• WHAT YOU NEED TO DO: Copy the commentary on Irshad Manji from "Not yet satisfied" to "pulling America backward.", changing "shopkeepers" to "store owners" throughout.

• TEXT EXTRACT:
****************

Manji’s attacks on Muslims appear almost kind next to the beating she doles out to logic itself. She surmises that since Muslims have been more harmed by Muslims than non-Muslims (based on what data or criteria, we dare not guess), there is little reason to complain about atrocities authored under the “war on terror.” She does not add whether she also ordered families of Sept. 11th victims to get over themselves when the casualties were surpassed by that year’s domestic homicides — a case of “Americans having been more harmed by Americans than non-Americans.”
Finally, Manji enjoys ridiculing dispossessed Palestinians. Ignoring over two decades of work by Jewish scholars and human rights groups on Israeli ethnic cleansing and massacres, she neatly eliminates the Palestinians altogether by dubbing them Jordanians and hails Israel for its “compassion.” It must have been precisely this “compassion” that moved 23 ANC veterans, several of them Jewish, to compare the Israeli occupation with South African apartheid during a recent visit.
Now well-acquainted with America’s favorite Muslim, let us turn to her article on the departure of Obama’s former coordinator, Mazen Asbahi.
In a Huffington Post piece, she demonstrates no concern about the vilification that enabled Asbahi’s dismissal. Indeed, she fails to mention it even once. Is this because Manji is too busy contributing to the problem to pause and reflect? Or is it because this would upset her core base — the neoconservatives who mount these smear campaigns?
Whatever the case, Manji performs her predictable pre-programmed attack routine, observing contemptuously: “. . . Mazen Asbahi has just resigned. I can’t say I’m disheartened. He’d been embraced by groups like the Muslim Public Affairs Council and the Islamic Society of North America, renowned for their conservative politics and ‘moderate’ double-speak.”
Writing a piece occasioned by attacks on one Muslim, Manji manages to magnify the insult by attacking thousands of other Muslims.
According to her politics, anyone who does not dance to the detonation of cluster bombs is already suspect. So her invective aimed at groups representing thousands of American Muslims, which she never bothers to back up with arguments, is understandable.
Not yet satisfied with herself, she goes on to pant about “most” American Muslims being stuck in a 7th century — or perhaps 10th century, depending on her mood — “time warp.” Serving as 21st century America’s doctors, teachers, engineers, shopkeepers, and plant workers, Muslims have been too busy to notice this worrisome defect.
Concluding with a few shopworn words about “moral courage” and “revolutionary ethos,” Manji polishes off her attacks on the community by invoking vague platitudes about Muslim “reform.”
This is Manji’s sole gimmick: disingenuous calls for Muslims to move forward belied by support for those pulling America backward.
What does the liberal adulation of a professional Islamophobe — one openly adored by neoconservatives, no less — say about the state of American liberalism? Will liberals come to respect and support genuine Muslim and Arab voices, like Zogby and countless unrecognized figures? Or will they continue to lazily rely on self-professed stand-ins like Irshad Manji?

****************

• MATERIAL SHOWN:
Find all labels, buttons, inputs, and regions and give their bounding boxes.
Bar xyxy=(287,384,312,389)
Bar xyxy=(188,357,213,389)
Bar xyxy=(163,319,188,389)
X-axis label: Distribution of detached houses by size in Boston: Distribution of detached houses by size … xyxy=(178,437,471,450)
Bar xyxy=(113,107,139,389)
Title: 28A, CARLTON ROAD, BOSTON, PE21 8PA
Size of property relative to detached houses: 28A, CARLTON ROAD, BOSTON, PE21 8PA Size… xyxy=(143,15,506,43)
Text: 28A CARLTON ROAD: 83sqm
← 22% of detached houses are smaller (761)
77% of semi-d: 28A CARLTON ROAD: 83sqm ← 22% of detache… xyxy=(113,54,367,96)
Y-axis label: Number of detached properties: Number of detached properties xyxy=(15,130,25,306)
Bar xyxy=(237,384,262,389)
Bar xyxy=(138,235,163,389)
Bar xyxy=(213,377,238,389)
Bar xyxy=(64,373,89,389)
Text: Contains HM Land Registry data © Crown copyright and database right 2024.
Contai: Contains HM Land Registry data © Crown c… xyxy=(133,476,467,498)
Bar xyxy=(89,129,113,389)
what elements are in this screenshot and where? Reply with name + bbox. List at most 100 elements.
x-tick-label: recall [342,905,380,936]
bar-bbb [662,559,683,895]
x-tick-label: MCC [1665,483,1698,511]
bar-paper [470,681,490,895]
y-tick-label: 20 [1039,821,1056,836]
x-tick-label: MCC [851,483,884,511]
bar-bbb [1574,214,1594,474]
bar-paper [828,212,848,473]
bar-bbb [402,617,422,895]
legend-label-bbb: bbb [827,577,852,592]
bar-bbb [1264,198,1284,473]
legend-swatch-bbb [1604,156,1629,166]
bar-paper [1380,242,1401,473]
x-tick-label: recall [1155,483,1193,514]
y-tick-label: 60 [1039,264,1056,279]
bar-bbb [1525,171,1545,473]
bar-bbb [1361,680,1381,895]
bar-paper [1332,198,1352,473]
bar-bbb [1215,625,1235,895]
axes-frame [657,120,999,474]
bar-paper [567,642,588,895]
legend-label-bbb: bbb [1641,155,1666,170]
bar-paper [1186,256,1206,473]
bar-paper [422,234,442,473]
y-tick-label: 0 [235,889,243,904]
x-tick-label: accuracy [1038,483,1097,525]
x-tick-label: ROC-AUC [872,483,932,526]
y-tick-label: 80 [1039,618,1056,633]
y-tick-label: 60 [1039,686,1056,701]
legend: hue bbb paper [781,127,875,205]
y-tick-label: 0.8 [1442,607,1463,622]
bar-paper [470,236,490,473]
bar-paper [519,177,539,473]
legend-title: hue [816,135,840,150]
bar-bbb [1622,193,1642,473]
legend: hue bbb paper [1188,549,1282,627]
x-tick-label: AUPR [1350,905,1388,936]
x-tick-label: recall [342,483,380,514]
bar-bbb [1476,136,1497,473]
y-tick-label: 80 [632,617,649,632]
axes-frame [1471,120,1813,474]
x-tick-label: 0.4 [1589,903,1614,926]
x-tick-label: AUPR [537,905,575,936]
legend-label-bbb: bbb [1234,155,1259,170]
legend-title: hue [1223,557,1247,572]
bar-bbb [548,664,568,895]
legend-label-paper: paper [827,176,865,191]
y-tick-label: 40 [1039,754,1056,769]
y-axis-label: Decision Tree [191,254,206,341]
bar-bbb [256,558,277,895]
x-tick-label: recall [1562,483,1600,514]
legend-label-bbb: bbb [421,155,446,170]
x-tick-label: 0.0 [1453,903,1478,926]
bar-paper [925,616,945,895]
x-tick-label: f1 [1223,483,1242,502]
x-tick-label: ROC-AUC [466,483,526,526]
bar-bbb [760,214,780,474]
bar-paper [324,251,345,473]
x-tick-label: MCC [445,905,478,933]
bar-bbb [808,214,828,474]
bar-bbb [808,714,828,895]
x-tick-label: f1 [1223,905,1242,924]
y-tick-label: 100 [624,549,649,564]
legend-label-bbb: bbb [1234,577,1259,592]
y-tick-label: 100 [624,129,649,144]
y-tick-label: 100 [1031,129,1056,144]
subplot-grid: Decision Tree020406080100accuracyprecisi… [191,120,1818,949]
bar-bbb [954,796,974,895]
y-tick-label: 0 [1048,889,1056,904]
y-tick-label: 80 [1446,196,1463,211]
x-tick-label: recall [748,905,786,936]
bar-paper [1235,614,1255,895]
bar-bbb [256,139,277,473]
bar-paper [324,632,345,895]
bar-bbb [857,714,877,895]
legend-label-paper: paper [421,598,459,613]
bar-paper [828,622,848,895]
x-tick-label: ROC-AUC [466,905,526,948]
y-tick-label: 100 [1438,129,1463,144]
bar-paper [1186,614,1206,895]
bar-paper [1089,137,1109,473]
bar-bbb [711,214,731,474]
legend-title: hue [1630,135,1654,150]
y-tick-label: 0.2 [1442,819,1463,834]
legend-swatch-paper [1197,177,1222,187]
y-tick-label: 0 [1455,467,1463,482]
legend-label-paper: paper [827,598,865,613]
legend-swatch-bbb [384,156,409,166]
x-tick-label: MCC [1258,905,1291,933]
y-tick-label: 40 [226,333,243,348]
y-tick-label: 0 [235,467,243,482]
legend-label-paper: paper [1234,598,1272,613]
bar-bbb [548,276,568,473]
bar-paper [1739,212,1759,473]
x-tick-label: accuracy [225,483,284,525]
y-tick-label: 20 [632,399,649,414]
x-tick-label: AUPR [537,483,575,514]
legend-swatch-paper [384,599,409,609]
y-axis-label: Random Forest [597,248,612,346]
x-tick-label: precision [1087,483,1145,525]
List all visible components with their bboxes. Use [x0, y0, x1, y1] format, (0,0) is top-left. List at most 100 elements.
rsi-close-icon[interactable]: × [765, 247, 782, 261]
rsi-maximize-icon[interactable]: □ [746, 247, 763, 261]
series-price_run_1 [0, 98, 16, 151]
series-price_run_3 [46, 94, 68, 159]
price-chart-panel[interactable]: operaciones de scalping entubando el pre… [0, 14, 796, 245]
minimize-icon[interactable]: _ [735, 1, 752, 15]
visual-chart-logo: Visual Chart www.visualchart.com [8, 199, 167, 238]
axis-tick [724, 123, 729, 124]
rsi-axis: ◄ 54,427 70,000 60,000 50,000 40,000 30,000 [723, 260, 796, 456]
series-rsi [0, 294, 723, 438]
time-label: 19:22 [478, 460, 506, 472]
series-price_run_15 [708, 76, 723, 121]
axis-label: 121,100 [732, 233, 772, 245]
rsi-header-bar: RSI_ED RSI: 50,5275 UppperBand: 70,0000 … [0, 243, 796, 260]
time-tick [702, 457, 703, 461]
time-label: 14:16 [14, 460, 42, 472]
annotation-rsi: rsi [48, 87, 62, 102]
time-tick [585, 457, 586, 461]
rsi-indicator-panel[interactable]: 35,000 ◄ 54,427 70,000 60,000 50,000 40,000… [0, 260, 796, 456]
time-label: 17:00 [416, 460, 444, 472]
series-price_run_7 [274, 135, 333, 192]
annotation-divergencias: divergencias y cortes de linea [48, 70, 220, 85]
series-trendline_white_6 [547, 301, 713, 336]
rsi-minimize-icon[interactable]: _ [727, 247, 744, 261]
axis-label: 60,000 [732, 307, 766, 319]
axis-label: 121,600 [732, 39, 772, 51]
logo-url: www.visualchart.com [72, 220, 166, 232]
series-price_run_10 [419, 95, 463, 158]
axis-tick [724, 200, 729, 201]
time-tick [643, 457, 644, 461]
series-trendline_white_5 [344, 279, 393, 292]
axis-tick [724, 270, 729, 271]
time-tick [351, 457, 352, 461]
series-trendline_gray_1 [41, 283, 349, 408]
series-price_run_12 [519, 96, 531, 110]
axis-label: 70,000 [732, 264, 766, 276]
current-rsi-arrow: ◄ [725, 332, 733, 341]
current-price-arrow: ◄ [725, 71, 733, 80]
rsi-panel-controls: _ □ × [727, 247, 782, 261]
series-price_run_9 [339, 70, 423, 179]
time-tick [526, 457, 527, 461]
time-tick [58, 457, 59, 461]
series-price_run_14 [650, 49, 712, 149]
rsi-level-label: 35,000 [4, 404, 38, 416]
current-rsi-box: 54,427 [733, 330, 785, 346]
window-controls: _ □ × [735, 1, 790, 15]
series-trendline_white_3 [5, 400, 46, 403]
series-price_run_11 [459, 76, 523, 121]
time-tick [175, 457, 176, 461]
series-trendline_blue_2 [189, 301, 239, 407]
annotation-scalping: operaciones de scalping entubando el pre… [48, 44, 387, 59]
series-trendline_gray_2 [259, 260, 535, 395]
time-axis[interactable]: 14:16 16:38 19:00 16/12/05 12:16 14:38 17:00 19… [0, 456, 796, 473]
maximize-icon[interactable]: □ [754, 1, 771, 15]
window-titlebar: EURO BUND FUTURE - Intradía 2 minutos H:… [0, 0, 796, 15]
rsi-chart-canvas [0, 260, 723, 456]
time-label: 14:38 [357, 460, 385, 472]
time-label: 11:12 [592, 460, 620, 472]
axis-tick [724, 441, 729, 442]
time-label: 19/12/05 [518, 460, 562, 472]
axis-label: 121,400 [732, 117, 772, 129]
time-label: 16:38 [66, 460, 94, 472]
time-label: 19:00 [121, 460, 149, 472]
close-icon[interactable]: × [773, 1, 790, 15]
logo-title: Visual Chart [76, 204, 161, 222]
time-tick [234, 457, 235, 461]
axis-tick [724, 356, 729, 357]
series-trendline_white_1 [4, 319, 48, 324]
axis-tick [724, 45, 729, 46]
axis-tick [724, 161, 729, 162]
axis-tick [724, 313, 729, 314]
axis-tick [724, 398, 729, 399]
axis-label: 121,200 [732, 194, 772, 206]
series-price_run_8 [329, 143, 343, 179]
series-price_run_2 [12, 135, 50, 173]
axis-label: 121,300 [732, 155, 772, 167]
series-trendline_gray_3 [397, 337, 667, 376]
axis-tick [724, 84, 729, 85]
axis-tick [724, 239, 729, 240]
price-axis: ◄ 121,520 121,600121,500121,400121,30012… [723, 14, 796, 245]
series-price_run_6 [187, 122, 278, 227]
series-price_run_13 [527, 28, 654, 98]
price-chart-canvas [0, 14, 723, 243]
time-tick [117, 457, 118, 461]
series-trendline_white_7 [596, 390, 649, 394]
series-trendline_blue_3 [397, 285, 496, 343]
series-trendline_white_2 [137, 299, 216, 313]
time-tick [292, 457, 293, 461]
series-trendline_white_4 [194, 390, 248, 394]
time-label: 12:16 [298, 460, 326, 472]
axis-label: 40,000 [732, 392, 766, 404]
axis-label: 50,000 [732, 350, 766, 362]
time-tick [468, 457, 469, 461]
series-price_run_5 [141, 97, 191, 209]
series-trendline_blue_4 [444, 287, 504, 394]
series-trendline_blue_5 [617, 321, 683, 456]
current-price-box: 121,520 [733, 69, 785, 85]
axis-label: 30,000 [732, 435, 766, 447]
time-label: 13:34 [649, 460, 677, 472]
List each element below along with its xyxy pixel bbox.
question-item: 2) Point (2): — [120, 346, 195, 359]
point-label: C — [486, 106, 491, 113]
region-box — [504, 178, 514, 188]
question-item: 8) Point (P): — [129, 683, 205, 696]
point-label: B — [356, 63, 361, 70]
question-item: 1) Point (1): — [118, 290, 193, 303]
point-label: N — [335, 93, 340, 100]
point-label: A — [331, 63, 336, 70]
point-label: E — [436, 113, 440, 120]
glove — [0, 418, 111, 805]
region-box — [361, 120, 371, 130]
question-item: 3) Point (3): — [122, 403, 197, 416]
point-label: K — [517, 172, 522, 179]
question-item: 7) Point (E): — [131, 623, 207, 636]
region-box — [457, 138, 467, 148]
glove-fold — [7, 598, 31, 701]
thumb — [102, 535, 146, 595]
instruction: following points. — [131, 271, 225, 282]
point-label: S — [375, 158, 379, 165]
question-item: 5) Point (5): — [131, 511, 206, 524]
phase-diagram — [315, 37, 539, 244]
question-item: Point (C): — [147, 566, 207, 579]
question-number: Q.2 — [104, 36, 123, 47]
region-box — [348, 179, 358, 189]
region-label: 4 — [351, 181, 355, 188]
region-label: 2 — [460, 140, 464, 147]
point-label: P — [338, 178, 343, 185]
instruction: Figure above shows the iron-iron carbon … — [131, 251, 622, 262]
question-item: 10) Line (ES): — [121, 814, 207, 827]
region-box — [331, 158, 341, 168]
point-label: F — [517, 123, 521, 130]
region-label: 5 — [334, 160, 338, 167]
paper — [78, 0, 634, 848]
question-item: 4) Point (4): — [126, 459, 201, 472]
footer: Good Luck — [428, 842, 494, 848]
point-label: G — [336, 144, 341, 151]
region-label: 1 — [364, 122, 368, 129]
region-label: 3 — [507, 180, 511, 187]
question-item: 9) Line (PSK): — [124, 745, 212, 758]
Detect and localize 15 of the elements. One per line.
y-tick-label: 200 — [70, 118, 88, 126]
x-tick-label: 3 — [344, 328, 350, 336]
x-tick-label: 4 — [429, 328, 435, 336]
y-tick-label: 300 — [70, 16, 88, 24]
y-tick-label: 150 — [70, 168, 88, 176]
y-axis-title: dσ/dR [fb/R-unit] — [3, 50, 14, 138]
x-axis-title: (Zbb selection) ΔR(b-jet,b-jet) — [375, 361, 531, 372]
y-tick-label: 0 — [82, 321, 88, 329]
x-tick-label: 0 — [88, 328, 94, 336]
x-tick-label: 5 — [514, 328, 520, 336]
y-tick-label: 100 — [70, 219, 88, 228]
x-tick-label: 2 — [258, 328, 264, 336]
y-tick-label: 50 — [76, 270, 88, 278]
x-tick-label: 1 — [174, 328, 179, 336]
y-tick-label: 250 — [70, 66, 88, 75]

****************

• RESPONSE TO THIS TASK:
Not yet satisfied with herself, she goes on to pant about “most” American Muslims being stuck in a 7th century — or perhaps 10th century, depending on her mood — “time warp.” Serving as 21st century America’s doctors, teachers, engineers, store owners, and plant workers, Muslims have been too busy to notice this worrisome defect.
Concluding with a few shopworn words about “moral courage” and “revolutionary ethos,” Manji polishes off her attacks on the community by invoking vague platitudes about Muslim “reform.”
This is Manji’s sole gimmick: disingenuous calls for Muslims to move forward belied by support for those pulling America backward.